# Help Organizing My Gerstner O52



## 100LL (Mar 8, 2016)

Love to hear tips and see pictures of your machinist toolboxes.

I picked up and restored a Gerstner O52 toolbox.  However, I have no idea what is good practice as far as what goes where.

I'm sure some experienced small shop machinists have learned some good practices, and would like to see what works and what doesn't.

Thanks


----------



## TommyD (Mar 8, 2016)

Machinery's Handbook in the fat upper middle drawer. I put my mics and dial caliper in the long, thin upper drawer. I guess it depends on what uou have and where it all fits to your liking.


----------



## ch2co (Mar 8, 2016)

I use Kennedy's in the shop, my Gerstner ended up being usurped by my (much) better half to be used as her jewelry box.  Perfect size
and looks great in the bedroom. Plus it lifted my machine shop efforts into something she could relate to and appreciate.  Priceless. 

CHuck the grumpy old guy


----------



## NCjeeper (Mar 8, 2016)

I have a harbor freight Gerstner wannabe. I will take some pics tomorow of it when Im in the shop.


----------



## 4GSR (Mar 8, 2016)

The smaller deep drawer on the left of the MH drawer was commonly used for your dial indicators and attachments.  That's what I was told by my dad and that's how his 052 was laid out


----------



## Wreck™Wreck (Mar 8, 2016)

It's belongs to you so put the tools where you like them, why is this a question?


----------



## RIMSPOKE (Mar 8, 2016)

Love to hear tips and see pictures of your machinist toolboxes.
I picked up and restored a Gerstner O52 toolbox.  However, I have no idea what is good practice as far as what goes where.

I HAVE TWO GERSTNERS .
MY HOME BOX IS AN OAK O-52 .
MY WORK BOX WAS A WALNUT W-82 UNTIL I WAS LAID OFF .
FOR NOW , THEY ARE BOTH AT HOME .


----------



## brav65 (Mar 8, 2016)

Please send it to me with your tooling, once I have it organized 100% correctly I will return it immediately!* 




*caution, suffers from severe tooloholic syndrome and has been known to say anything to add to his tool collection


----------



## dlane (Mar 8, 2016)

Might have to make one or two of those . Yup a place for everything, and everything in place is good.
You'll figure it out.

(Collected data)

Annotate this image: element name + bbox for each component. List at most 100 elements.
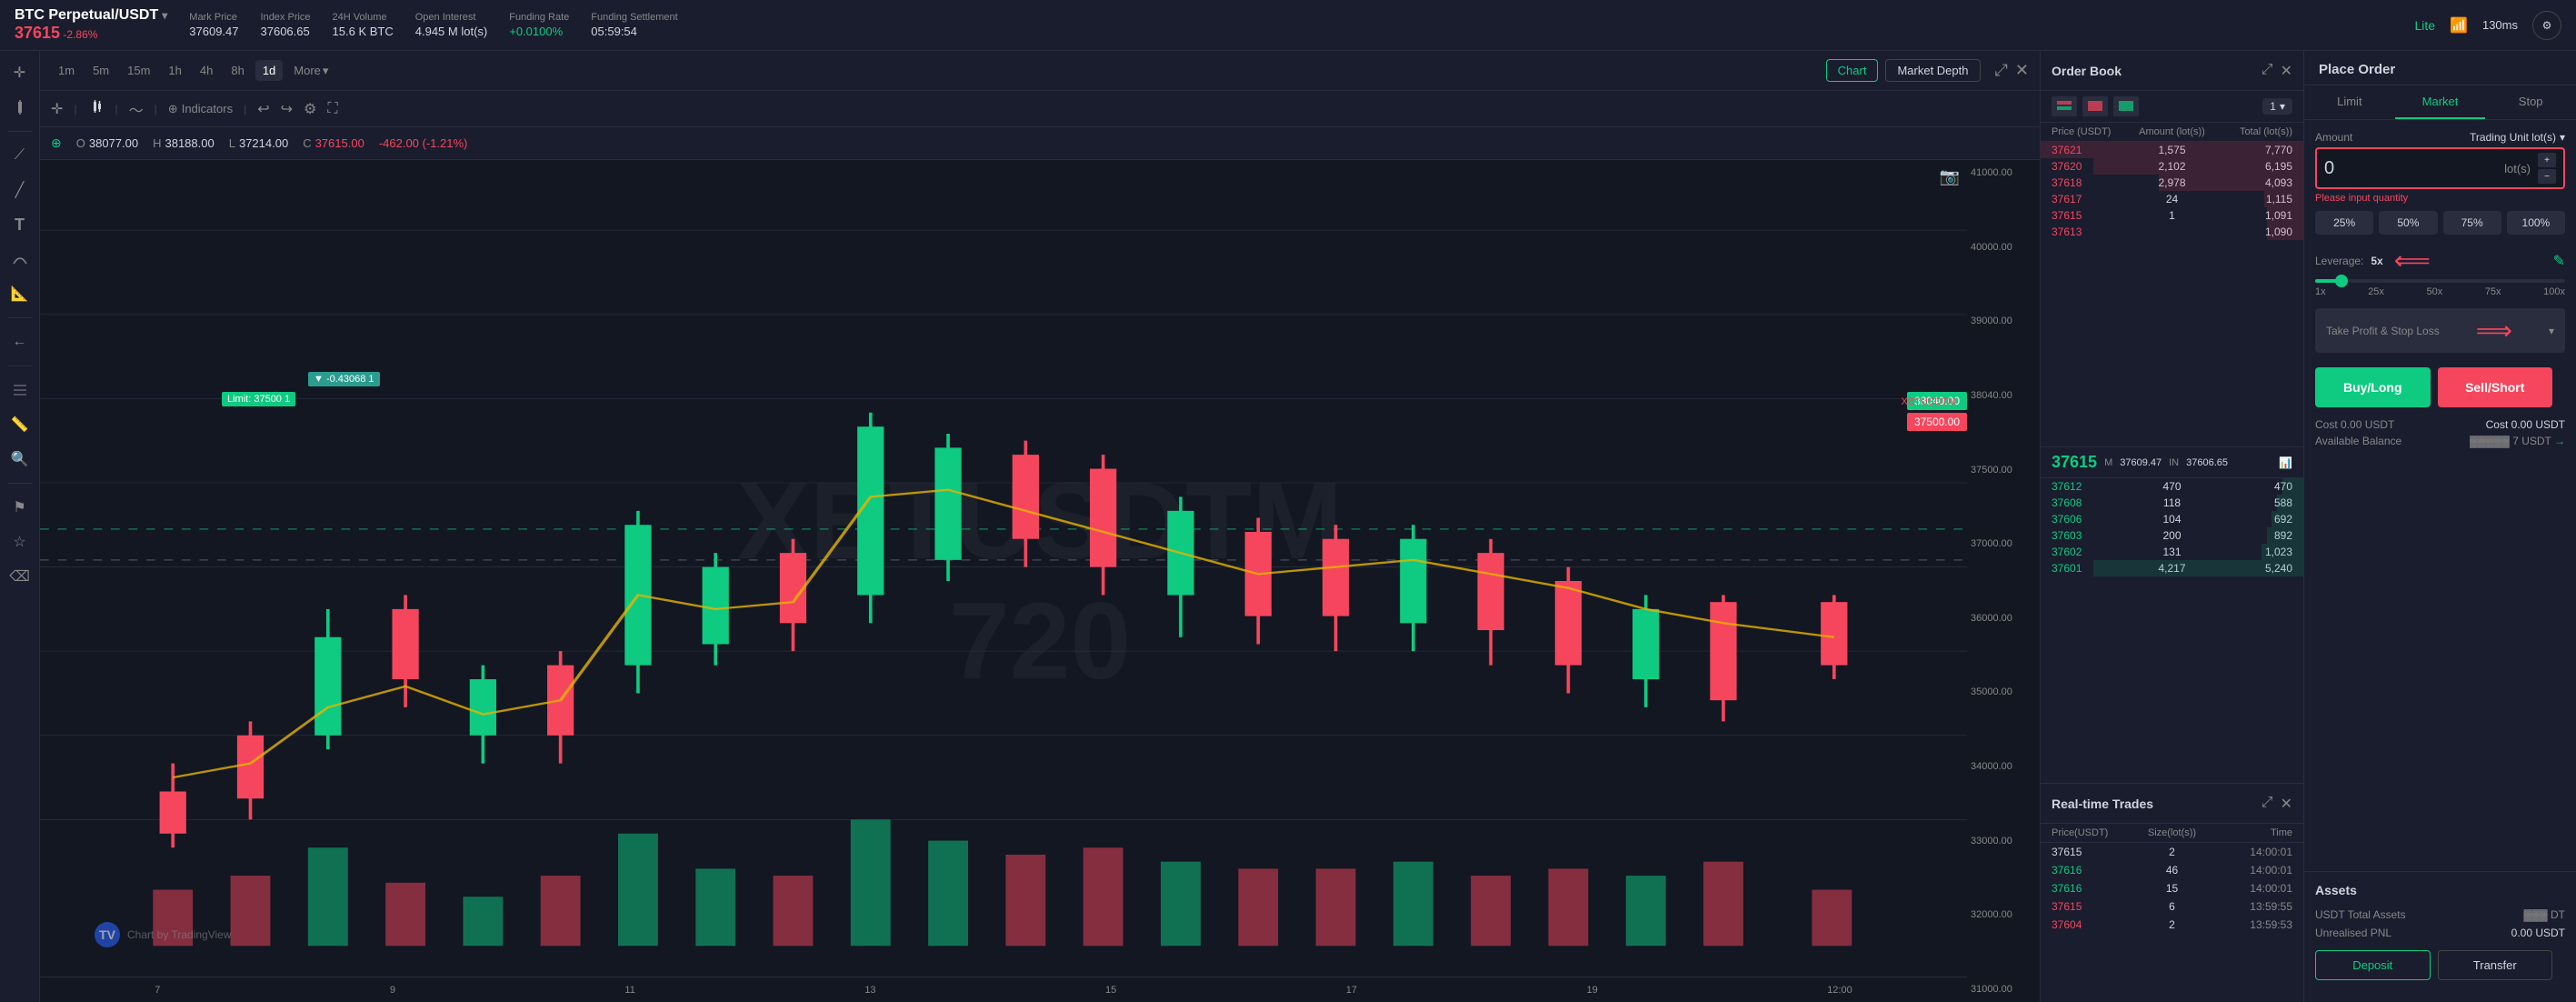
- tab-stop[interactable]: Stop: [2485, 85, 2576, 119]
- ob-view-both[interactable]: [2052, 96, 2077, 116]
- ray-tool[interactable]: ╱: [5, 175, 35, 205]
- error-message: Please input quantity: [2315, 193, 2565, 204]
- table-row[interactable]: 37615 1 1,091: [2041, 207, 2303, 224]
- measure-tool[interactable]: 📐: [5, 279, 35, 308]
- undo-icon[interactable]: ↩: [257, 100, 269, 118]
- total-assets-row: USDT Total Assets ▓▓▓ DT: [2315, 908, 2565, 921]
- table-row[interactable]: 37606 104 692: [2041, 511, 2303, 527]
- avail-balance-link-icon[interactable]: →: [2554, 435, 2565, 447]
- tf-8h[interactable]: 8h: [224, 60, 251, 81]
- ob-view-bids[interactable]: [2113, 96, 2139, 116]
- line-tool[interactable]: ⟋: [5, 141, 35, 170]
- amount-input-box[interactable]: lot(s) + −: [2315, 147, 2565, 189]
- indicators-button[interactable]: ⊕ Indicators: [168, 102, 233, 116]
- slider-labels: 1x 25x 50x 75x 100x: [2315, 286, 2565, 297]
- pct-25[interactable]: 25%: [2315, 211, 2373, 235]
- ob-mid-price: 37615 M 37609.47 IN 37606.65 📊: [2041, 446, 2303, 478]
- fib-tool[interactable]: [5, 376, 35, 405]
- expand-icon[interactable]: ⤢: [1995, 61, 2008, 80]
- order-type-tabs: Limit Market Stop: [2304, 85, 2576, 120]
- deposit-button[interactable]: Deposit: [2315, 950, 2431, 980]
- tf-1h[interactable]: 1h: [161, 60, 188, 81]
- pct-75[interactable]: 75%: [2443, 211, 2501, 235]
- flag-tool[interactable]: ⚑: [5, 493, 35, 522]
- timeframe-right: Chart Market Depth ⤢ ✕: [1826, 59, 2029, 82]
- candle-tool[interactable]: [5, 93, 35, 122]
- ob-view-asks[interactable]: [2082, 96, 2108, 116]
- tf-15m[interactable]: 15m: [120, 60, 157, 81]
- table-row[interactable]: 37618 2,978 4,093: [2041, 175, 2303, 191]
- market-depth-button[interactable]: Market Depth: [1885, 59, 1980, 82]
- redo-icon[interactable]: ↪: [281, 100, 293, 118]
- expand-order-book-icon[interactable]: ⤢: [2261, 62, 2273, 80]
- deposit-transfer-buttons: Deposit Transfer: [2315, 950, 2565, 980]
- table-row[interactable]: 37602 131 1,023: [2041, 544, 2303, 560]
- transfer-button[interactable]: Transfer: [2438, 950, 2553, 980]
- chart-type-button[interactable]: Chart: [1826, 59, 1879, 82]
- ping-text: 130ms: [2482, 18, 2518, 32]
- table-row[interactable]: 37620 2,102 6,195: [2041, 158, 2303, 175]
- expand-rt-icon[interactable]: ⤢: [2261, 795, 2273, 813]
- arrow-tool[interactable]: ←: [5, 327, 35, 356]
- sell-short-button[interactable]: Sell/Short: [2438, 367, 2553, 407]
- candle-style-icon[interactable]: [88, 98, 105, 119]
- trading-unit-selector[interactable]: Trading Unit lot(s) ▾: [2470, 131, 2565, 144]
- lite-button[interactable]: Lite: [2414, 18, 2435, 33]
- tool-divider-2: [7, 317, 33, 318]
- ohlc-bar: ⊕ O 38077.00 H 38188.00 L 37214.00 C 376…: [40, 127, 2040, 160]
- curve-tool[interactable]: [5, 245, 35, 274]
- amount-decrement[interactable]: −: [2538, 169, 2556, 184]
- ob-column-headers: Price (USDT) Amount (lot(s)) Total (lot(…: [2041, 123, 2303, 142]
- close-chart-icon[interactable]: ✕: [2015, 61, 2029, 80]
- crosshair-toolbar-icon[interactable]: ✛: [51, 100, 63, 118]
- ob-lotsize-selector[interactable]: 1 ▾: [2262, 98, 2292, 115]
- add-indicator-icon[interactable]: ⊕: [51, 135, 62, 151]
- tab-market[interactable]: Market: [2395, 85, 2486, 119]
- tf-4h[interactable]: 4h: [193, 60, 220, 81]
- symbol-name[interactable]: BTC Perpetual/USDT ▾: [15, 7, 167, 24]
- leverage-edit-icon[interactable]: ✎: [2553, 252, 2565, 270]
- amount-input[interactable]: [2324, 158, 2504, 179]
- tool-divider-4: [7, 483, 33, 484]
- pct-50[interactable]: 50%: [2379, 211, 2437, 235]
- ob-mid-chart-icon[interactable]: 📊: [2279, 456, 2292, 469]
- tf-1m[interactable]: 1m: [51, 60, 82, 81]
- eraser-tool[interactable]: ⌫: [5, 562, 35, 591]
- table-row[interactable]: 37621 1,575 7,770: [2041, 142, 2303, 158]
- settings-button[interactable]: ⚙: [2532, 11, 2561, 40]
- table-row[interactable]: 37601 4,217 5,240: [2041, 560, 2303, 576]
- fullscreen-icon[interactable]: ⛶: [327, 101, 337, 117]
- chart-main[interactable]: XBTUSDTM 720 📷: [40, 160, 2040, 1002]
- crosshair-tool[interactable]: ✛: [5, 58, 35, 87]
- order-book-header: Order Book ⤢ ✕: [2041, 51, 2303, 91]
- table-row[interactable]: 37613 1,090: [2041, 224, 2303, 240]
- zoom-tool[interactable]: 🔍: [5, 445, 35, 474]
- symbol-dropdown-icon[interactable]: ▾: [162, 9, 167, 22]
- ruler-tool[interactable]: 📏: [5, 410, 35, 439]
- table-row[interactable]: 37603 200 892: [2041, 527, 2303, 544]
- tf-5m[interactable]: 5m: [85, 60, 116, 81]
- list-item: 37616 15 14:00:01: [2041, 879, 2303, 897]
- settings-gear-icon[interactable]: ⚙: [304, 100, 316, 118]
- place-order-title: Place Order: [2304, 51, 2576, 85]
- close-rt-icon[interactable]: ✕: [2281, 795, 2292, 813]
- tp-sl-row[interactable]: Take Profit & Stop Loss ⟹ ▾: [2315, 308, 2565, 353]
- tf-1d[interactable]: 1d: [255, 60, 283, 81]
- order-annotation: ▼ -0.43068 1: [308, 372, 380, 386]
- buy-long-button[interactable]: Buy/Long: [2315, 367, 2431, 407]
- wave-icon[interactable]: 〜: [129, 98, 144, 120]
- table-row[interactable]: 37608 118 588: [2041, 495, 2303, 511]
- pct-100[interactable]: 100%: [2507, 211, 2565, 235]
- close-order-book-icon[interactable]: ✕: [2281, 62, 2292, 80]
- leverage-slider[interactable]: 1x 25x 50x 75x 100x: [2315, 279, 2565, 297]
- assets-title: Assets: [2315, 883, 2565, 897]
- amount-increment[interactable]: +: [2538, 153, 2556, 167]
- text-tool[interactable]: T: [5, 210, 35, 239]
- star-tool[interactable]: ☆: [5, 527, 35, 556]
- tab-limit[interactable]: Limit: [2304, 85, 2395, 119]
- ohlc-close: C 37615.00: [303, 136, 364, 150]
- rt-trades: Real-time Trades ⤢ ✕ Price(USDT) Size(lo…: [2041, 784, 2303, 1002]
- tf-more[interactable]: More ▾: [286, 60, 335, 82]
- table-row[interactable]: 37612 470 470: [2041, 478, 2303, 495]
- table-row[interactable]: 37617 24 1,115: [2041, 191, 2303, 207]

SHORT EXERCISE 1 :: Update the entries from the line that contains "- tab-stop[interactable]: Stop: [2485, 85, 2576, 119]" through the line that contains "- undo-icon[interactable]: ↩: [257, 100, 269, 118]" by replacing "measure-tool" with "ruler-tool", and return only those lines with nothing else changed.
SHORT EXERCISE 2 :: Continue the forum thread about organizing a Gerstner O52 toolbox from where it stops.
The text and the entries come from unrelated sources.

EXPECTED ANSWER 1 ::
- tab-stop[interactable]: Stop: [2485, 85, 2576, 119]
- ob-view-both[interactable]: [2052, 96, 2077, 116]
- ray-tool[interactable]: ╱: [5, 175, 35, 205]
- error-message: Please input quantity: [2315, 193, 2565, 204]
- table-row[interactable]: 37615 1 1,091: [2041, 207, 2303, 224]
- ruler-tool[interactable]: 📐: [5, 279, 35, 308]
- undo-icon[interactable]: ↩: [257, 100, 269, 118]

EXPECTED ANSWER 2 ::
----------



## Bill Gruby (Mar 9, 2016)

The tools are yours as said already. You will be the one using them. Put them in an order of use. The center drawer on one of min has tap sets in it. I have a small one for just taps and dies. Another small one for drills and another for end mills etc.  I have 3 small ones and 3 large ones. Yet I have enough stuff to fill half a dozen more. Bottom line, your box, you set it up your way.

 "Billy G"


----------



## Rick Berk (Jul 13, 2017)

BILL, WHEN ARE YOU PLANNING ON SENDING ME A SET OF GERSTNER PLANS THAT YOU PROMISED SO I CAN BUILD ONE FOR MYSELF. I'M NOT GOING TO LIVE FOREVER.


----------



## Silverbullet (Jul 13, 2017)

Best way is put the things you use most I the drawers on your left side or right if it's where you grab the quickest . I always kept a pad and pencil and pins markers in the top , along with my calculator . Everything else was just preference.


----------



## benmychree (Jul 13, 2017)

This is how I organized my 52 box;
Top till: things too big for drawers, 12" vernier caliper, inside mike set, vee blocks, telescoping gage set, dial indicator in box.
top right drawer: thread gages and sharpening gages.
second left drawer:  center punches and scribers and similar tools.
third left drawer:  pin vise set, adjustable parallel set, radius gages, special mikes.
top right drawer:   calipers and dividers
second right drawer:   scales and rules up to 6" and similar items, set of wire gage drills.
third right drawer:  1-2-3 blocks, screw jacks, small vee blocks.
upper long drawer, most of my mikes, outside up to 6", depth mikes, and standards; all are separated by 1/4" hard felt, carved out to fit each tool.
second long drawer:  Scales longer than 6" and straightedges, combination square set, and another set of telescoping gages.
third long (bottom drawer):  trammel set, 12" vernier gear caliper, taper parallel set, parallel clamps and a LOT of other misc. stuff.
Center drawer:  Machinery's Handbook, ed. early 1960s.
Please note that I do not keep any cutting tools in my box, other than a set of wire gage drills #60-80 in my box; I like to keep the felt lining fairly clean, not oil soaked; keep cutting tools elsewhere!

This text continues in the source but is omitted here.